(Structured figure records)
+===+

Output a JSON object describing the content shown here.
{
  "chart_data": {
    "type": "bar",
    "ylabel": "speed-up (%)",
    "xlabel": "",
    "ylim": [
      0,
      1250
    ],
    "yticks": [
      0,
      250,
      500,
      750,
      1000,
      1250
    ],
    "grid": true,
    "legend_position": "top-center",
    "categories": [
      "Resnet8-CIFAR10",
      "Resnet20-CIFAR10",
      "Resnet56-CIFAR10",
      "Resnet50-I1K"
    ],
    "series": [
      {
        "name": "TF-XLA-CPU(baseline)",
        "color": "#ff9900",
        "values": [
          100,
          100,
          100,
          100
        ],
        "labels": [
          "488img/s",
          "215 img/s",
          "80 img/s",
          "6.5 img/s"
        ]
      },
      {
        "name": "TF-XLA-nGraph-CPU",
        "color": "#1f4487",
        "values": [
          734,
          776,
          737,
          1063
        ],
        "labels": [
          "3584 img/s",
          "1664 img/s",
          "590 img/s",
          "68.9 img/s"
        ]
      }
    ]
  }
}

+===+

→ **WHAT IS NEEDED**
Copy each line of the data exactly, leaving nothing out.

→ **OUTPUT OF THE EXERCISE**
Output a JSON object describing the content shown here.
{
  "chart_data": {
    "type": "bar",
    "ylabel": "speed-up (%)",
    "xlabel": "",
    "ylim": [
      0,
      1250
    ],
    "yticks": [
      0,
      250,
      500,
      750,
      1000,
      1250
    ],
    "grid": true,
    "legend_position": "top-center",
    "categories": [
      "Resnet8-CIFAR10",
      "Resnet20-CIFAR10",
      "Resnet56-CIFAR10",
      "Resnet50-I1K"
    ],
    "series": [
      {
        "name": "TF-XLA-CPU(baseline)",
        "color": "#ff9900",
        "values": [
          100,
          100,
          100,
          100
        ],
        "labels": [
          "488img/s",
          "215 img/s",
          "80 img/s",
          "6.5 img/s"
        ]
      },
      {
        "name": "TF-XLA-nGraph-CPU",
        "color": "#1f4487",
        "values": [
          734,
          776,
          737,
          1063
        ],
        "labels": [
          "3584 img/s",
          "1664 img/s",
          "590 img/s",
          "68.9 img/s"
        ]
      }
    ]
  }
}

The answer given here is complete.